START

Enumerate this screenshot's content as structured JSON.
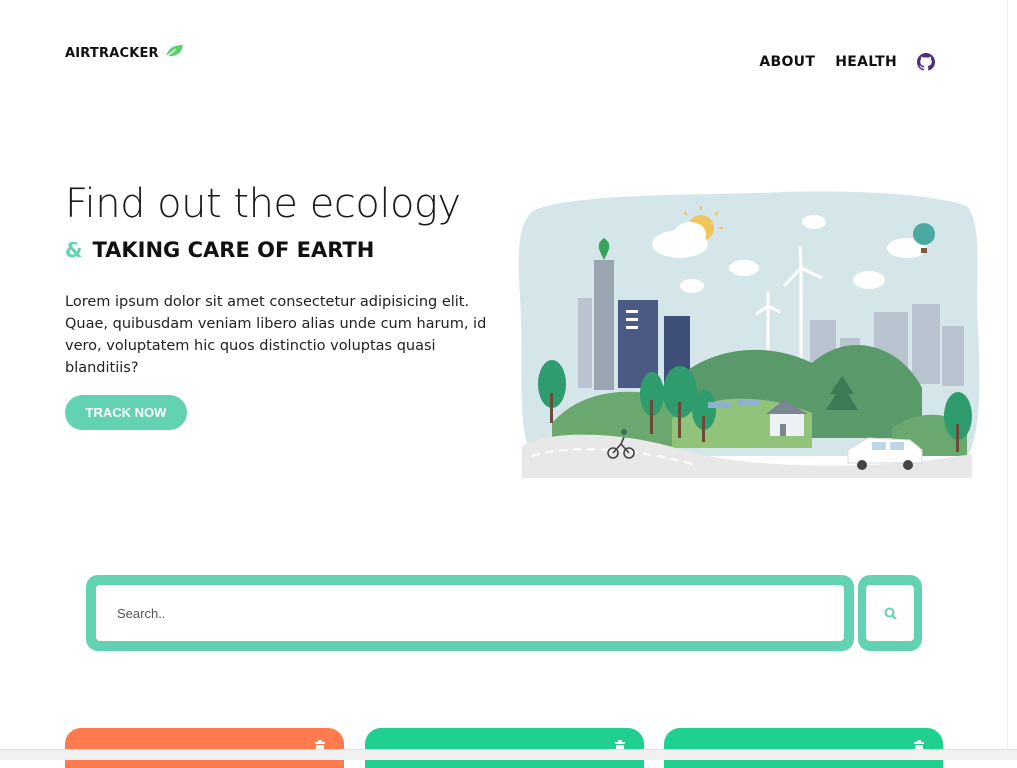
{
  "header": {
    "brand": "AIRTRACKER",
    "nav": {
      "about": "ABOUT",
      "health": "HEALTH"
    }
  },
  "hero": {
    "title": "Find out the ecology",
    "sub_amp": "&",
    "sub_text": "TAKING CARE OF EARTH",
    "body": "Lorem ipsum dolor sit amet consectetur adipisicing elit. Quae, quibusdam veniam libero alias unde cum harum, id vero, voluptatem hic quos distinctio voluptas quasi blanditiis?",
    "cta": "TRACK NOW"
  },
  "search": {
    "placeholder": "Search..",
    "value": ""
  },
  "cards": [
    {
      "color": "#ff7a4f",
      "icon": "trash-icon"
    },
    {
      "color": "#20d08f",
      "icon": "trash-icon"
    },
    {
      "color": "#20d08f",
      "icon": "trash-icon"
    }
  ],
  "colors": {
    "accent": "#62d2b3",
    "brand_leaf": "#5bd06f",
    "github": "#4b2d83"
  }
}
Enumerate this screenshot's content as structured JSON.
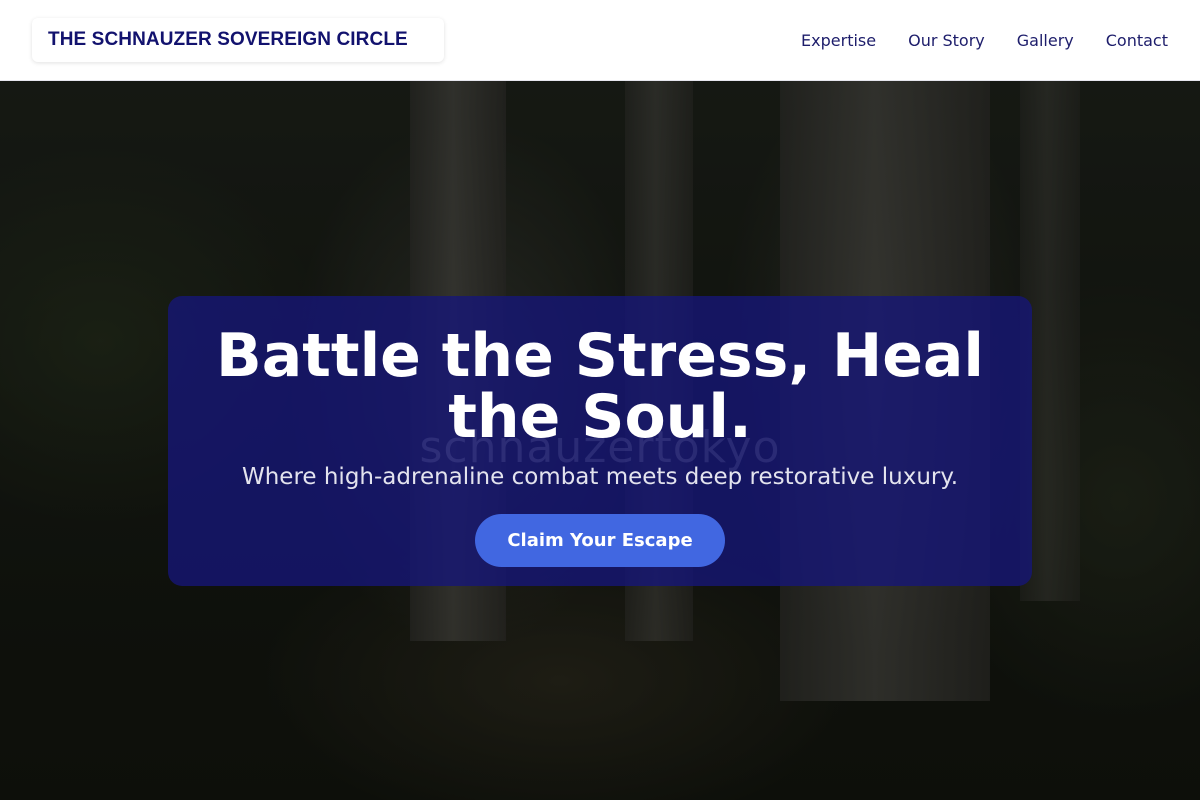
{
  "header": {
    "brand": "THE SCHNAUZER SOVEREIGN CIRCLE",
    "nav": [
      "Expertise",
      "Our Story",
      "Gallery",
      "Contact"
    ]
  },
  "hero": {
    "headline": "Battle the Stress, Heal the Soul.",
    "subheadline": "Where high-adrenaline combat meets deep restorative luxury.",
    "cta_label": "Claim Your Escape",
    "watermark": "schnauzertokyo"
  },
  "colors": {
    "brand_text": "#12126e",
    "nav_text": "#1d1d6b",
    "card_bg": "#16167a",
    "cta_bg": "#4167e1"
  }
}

END

* _What to do_
Repeat the data above exactly, but not the pictures.

* _The completed task_
Enumerate this screenshot's content as structured JSON.
{
  "header": {
    "brand": "AIRTRACKER",
    "nav": {
      "about": "ABOUT",
      "health": "HEALTH"
    }
  },
  "hero": {
    "title": "Find out the ecology",
    "sub_amp": "&",
    "sub_text": "TAKING CARE OF EARTH",
    "body": "Lorem ipsum dolor sit amet consectetur adipisicing elit. Quae, quibusdam veniam libero alias unde cum harum, id vero, voluptatem hic quos distinctio voluptas quasi blanditiis?",
    "cta": "TRACK NOW"
  },
  "search": {
    "placeholder": "Search..",
    "value": ""
  },
  "cards": [
    {
      "color": "#ff7a4f",
      "icon": "trash-icon"
    },
    {
      "color": "#20d08f",
      "icon": "trash-icon"
    },
    {
      "color": "#20d08f",
      "icon": "trash-icon"
    }
  ],
  "colors": {
    "accent": "#62d2b3",
    "brand_leaf": "#5bd06f",
    "github": "#4b2d83"
  }
}
Enumerate this screenshot's content as structured JSON.
{
  "header": {
    "brand": "THE SCHNAUZER SOVEREIGN CIRCLE",
    "nav": [
      "Expertise",
      "Our Story",
      "Gallery",
      "Contact"
    ]
  },
  "hero": {
    "headline": "Battle the Stress, Heal the Soul.",
    "subheadline": "Where high-adrenaline combat meets deep restorative luxury.",
    "cta_label": "Claim Your Escape",
    "watermark": "schnauzertokyo"
  },
  "colors": {
    "brand_text": "#12126e",
    "nav_text": "#1d1d6b",
    "card_bg": "#16167a",
    "cta_bg": "#4167e1"
  }
}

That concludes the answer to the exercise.